Problem to solve - If a line in the entries below includes the string "collaborated", copy it out.

************

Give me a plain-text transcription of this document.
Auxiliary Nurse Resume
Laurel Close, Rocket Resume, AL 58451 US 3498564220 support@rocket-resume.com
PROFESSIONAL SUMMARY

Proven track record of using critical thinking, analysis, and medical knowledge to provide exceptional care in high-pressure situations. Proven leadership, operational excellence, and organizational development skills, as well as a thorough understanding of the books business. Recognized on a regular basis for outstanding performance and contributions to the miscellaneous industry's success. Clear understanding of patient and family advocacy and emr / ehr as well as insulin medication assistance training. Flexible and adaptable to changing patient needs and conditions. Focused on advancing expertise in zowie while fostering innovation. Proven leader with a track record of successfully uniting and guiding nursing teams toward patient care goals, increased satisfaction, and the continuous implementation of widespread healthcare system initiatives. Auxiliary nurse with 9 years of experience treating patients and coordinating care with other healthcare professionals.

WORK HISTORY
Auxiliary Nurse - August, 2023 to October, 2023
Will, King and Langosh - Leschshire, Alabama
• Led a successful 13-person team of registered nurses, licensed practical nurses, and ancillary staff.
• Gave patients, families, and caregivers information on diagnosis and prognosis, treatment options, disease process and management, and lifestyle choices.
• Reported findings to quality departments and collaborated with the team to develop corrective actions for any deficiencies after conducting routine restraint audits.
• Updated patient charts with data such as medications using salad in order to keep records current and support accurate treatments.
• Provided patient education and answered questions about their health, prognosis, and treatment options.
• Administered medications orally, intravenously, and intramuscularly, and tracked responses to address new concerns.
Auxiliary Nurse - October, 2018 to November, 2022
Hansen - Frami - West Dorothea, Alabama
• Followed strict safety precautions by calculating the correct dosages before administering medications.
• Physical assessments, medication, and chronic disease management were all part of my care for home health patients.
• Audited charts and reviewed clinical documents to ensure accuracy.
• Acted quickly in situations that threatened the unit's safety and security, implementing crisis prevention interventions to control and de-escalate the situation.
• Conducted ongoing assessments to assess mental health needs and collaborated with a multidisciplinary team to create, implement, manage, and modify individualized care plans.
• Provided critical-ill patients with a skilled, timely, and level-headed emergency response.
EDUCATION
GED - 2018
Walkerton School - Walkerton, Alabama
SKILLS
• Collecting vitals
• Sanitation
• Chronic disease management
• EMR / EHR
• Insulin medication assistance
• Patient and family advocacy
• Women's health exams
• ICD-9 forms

************

Answer box -
• Reported findings to quality departments and collaborated with the team to develop corrective actions for any deficiencies after conducting routine restraint audits.
• Conducted ongoing assessments to assess mental health needs and collaborated with a multidisciplinary team to create, implement, manage, and modify individualized care plans.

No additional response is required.